◆ **SET TASK**
Search the material for the word "kulturledare" and report each line where it turns up.

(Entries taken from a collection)
>> begin
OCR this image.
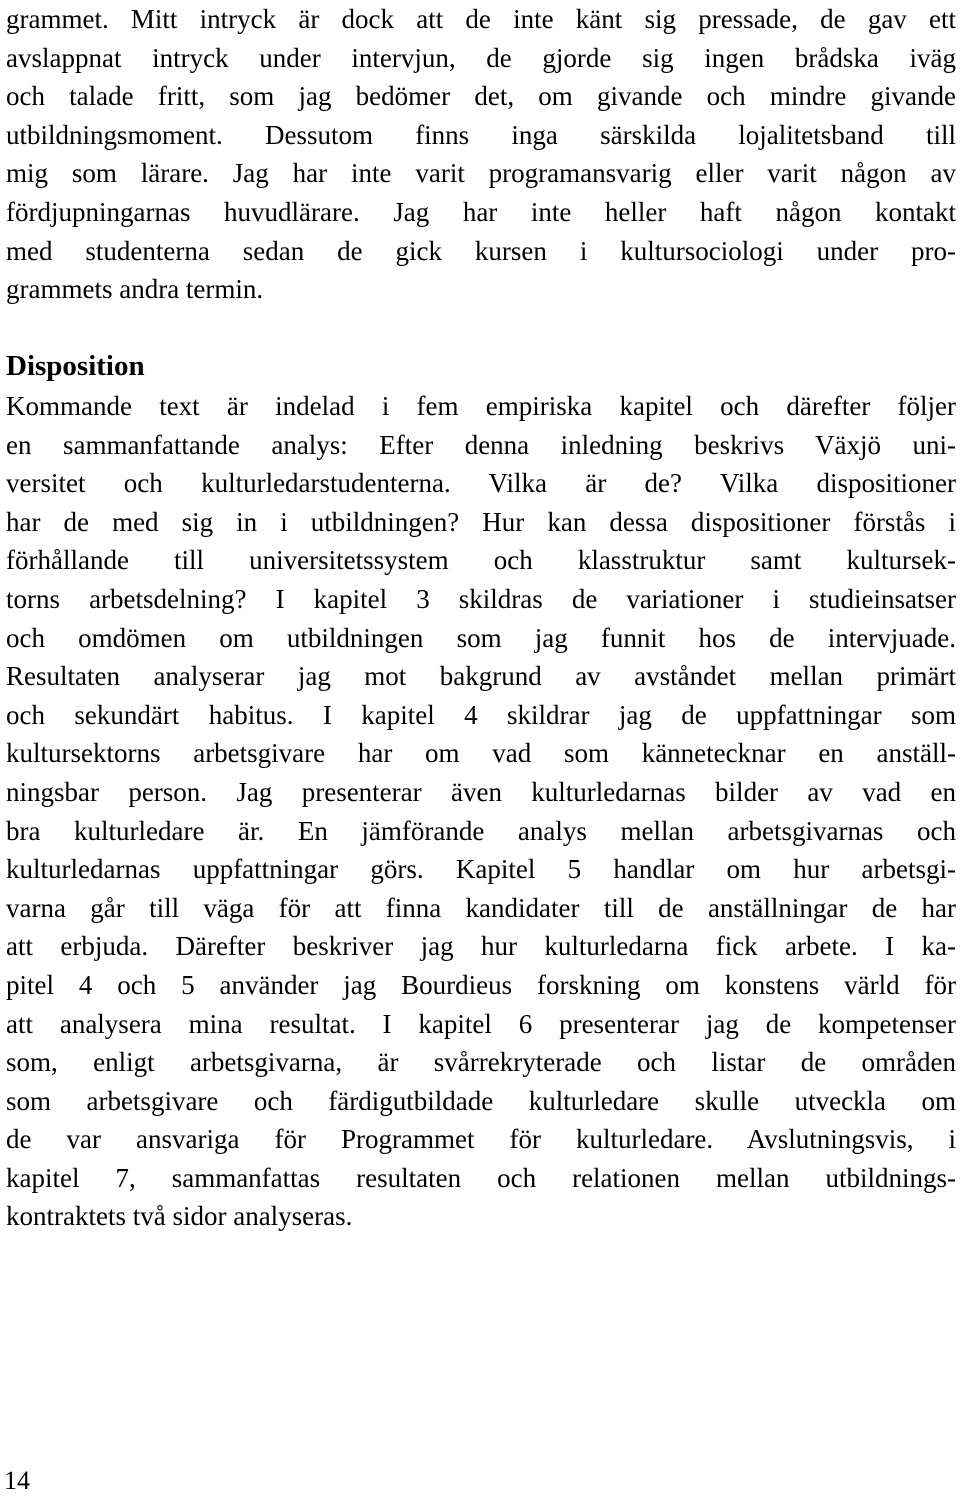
grammet. Mitt intryck är dock att de inte känt sig pressade, de gav ett
avslappnat intryck under intervjun, de gjorde sig ingen brådska iväg
och talade fritt, som jag bedömer det, om givande och mindre givande
utbildningsmoment. Dessutom finns inga särskilda lojalitetsband till
mig som lärare. Jag har inte varit programansvarig eller varit någon av
fördjupningarnas huvudlärare. Jag har inte heller haft någon kontakt
med studenterna sedan de gick kursen i kultursociologi under pro-
grammets andra termin.
Disposition
Kommande text är indelad i fem empiriska kapitel och därefter följer
en sammanfattande analys: Efter denna inledning beskrivs Växjö uni-
versitet och kulturledarstudenterna. Vilka är de? Vilka dispositioner
har de med sig in i utbildningen? Hur kan dessa dispositioner förstås i
förhållande till universitetssystem och klasstruktur samt kultursek-
torns arbetsdelning? I kapitel 3 skildras de variationer i studieinsatser
och omdömen om utbildningen som jag funnit hos de intervjuade.
Resultaten analyserar jag mot bakgrund av avståndet mellan primärt
och sekundärt habitus. I kapitel 4 skildrar jag de uppfattningar som
kultursektorns arbetsgivare har om vad som kännetecknar en anställ-
ningsbar person. Jag presenterar även kulturledarnas bilder av vad en
bra kulturledare är. En jämförande analys mellan arbetsgivarnas och
kulturledarnas uppfattningar görs. Kapitel 5 handlar om hur arbetsgi-
varna går till väga för att finna kandidater till de anställningar de har
att erbjuda. Därefter beskriver jag hur kulturledarna fick arbete. I ka-
pitel 4 och 5 använder jag Bourdieus forskning om konstens värld för
att analysera mina resultat. I kapitel 6 presenterar jag de kompetenser
som, enligt arbetsgivarna, är svårrekryterade och listar de områden
som arbetsgivare och färdigutbildade kulturledare skulle utveckla om
de var ansvariga för Programmet för kulturledare. Avslutningsvis, i
kapitel 7, sammanfattas resultaten och relationen mellan utbildnings-
kontraktets två sidor analyseras.
14
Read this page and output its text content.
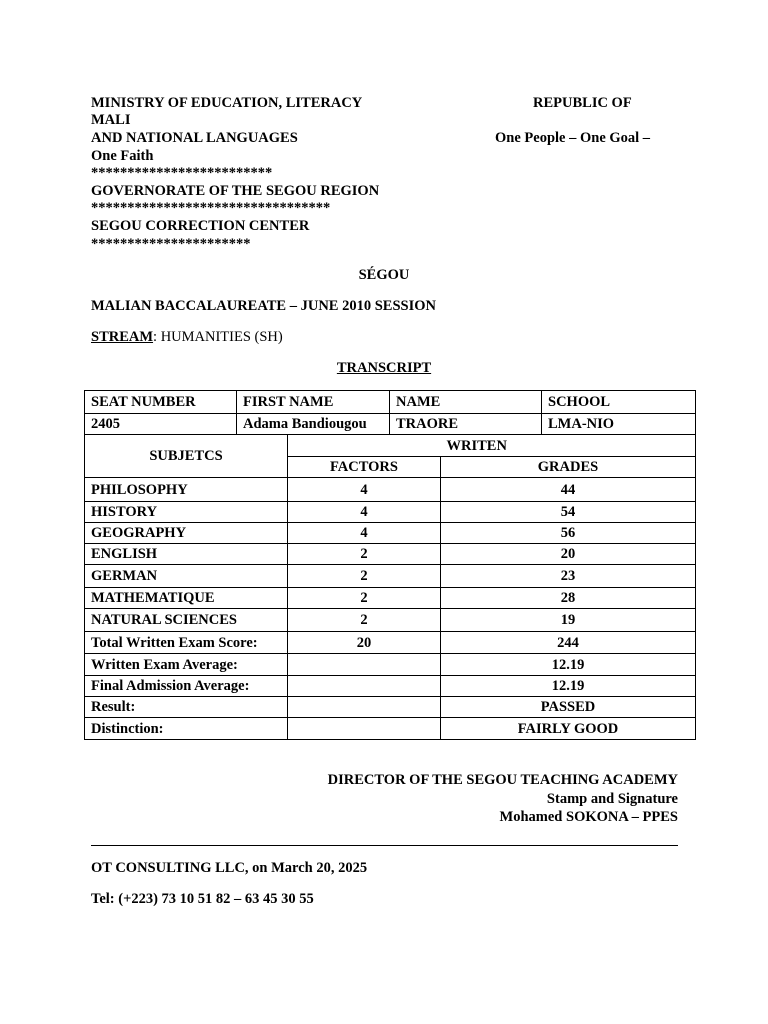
MINISTRY OF EDUCATION, LITERACY
MALI
AND NATIONAL LANGUAGES
One Faith
REPUBLIC OF
One People – One Goal –
*************************
GOVERNORATE OF THE SEGOU REGION
*********************************
SEGOU CORRECTION CENTER
**********************
SÉGOU
MALIAN BACCALAUREATE – JUNE 2010 SESSION
STREAM: HUMANITIES (SH)
TRANSCRIPT
SEAT NUMBER	FIRST NAME		NAME		SCHOOL
2405	Adama Bandiougou		TRAORE		LMA-NIO
SUBJETCS				WRITEN	
		FACTORS		GRADES	
PHILOSOPHY		4		44	
HISTORY		4		54	
GEOGRAPHY		4		56	
ENGLISH		2		20	
GERMAN		2		23	
MATHEMATIQUE		2		28	
NATURAL SCIENCES		2		19	
Total Written Exam Score:		20		244	
Written Exam Average:				12.19	
Final Admission Average:				12.19	
Result:				PASSED	
Distinction:				FAIRLY GOOD	
DIRECTOR OF THE SEGOU TEACHING ACADEMY
Stamp and Signature
Mohamed SOKONA – PPES
OT CONSULTING LLC, on March 20, 2025
Tel: (+223) 73 10 51 82 – 63 45 30 55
>> end
◆ **RESPONSE TO THIS TASK**
bra kulturledare är. En jämförande analys mellan arbetsgivarnas och
som arbetsgivare och färdigutbildade kulturledare skulle utveckla om
de var ansvariga för Programmet för kulturledare. Avslutningsvis, i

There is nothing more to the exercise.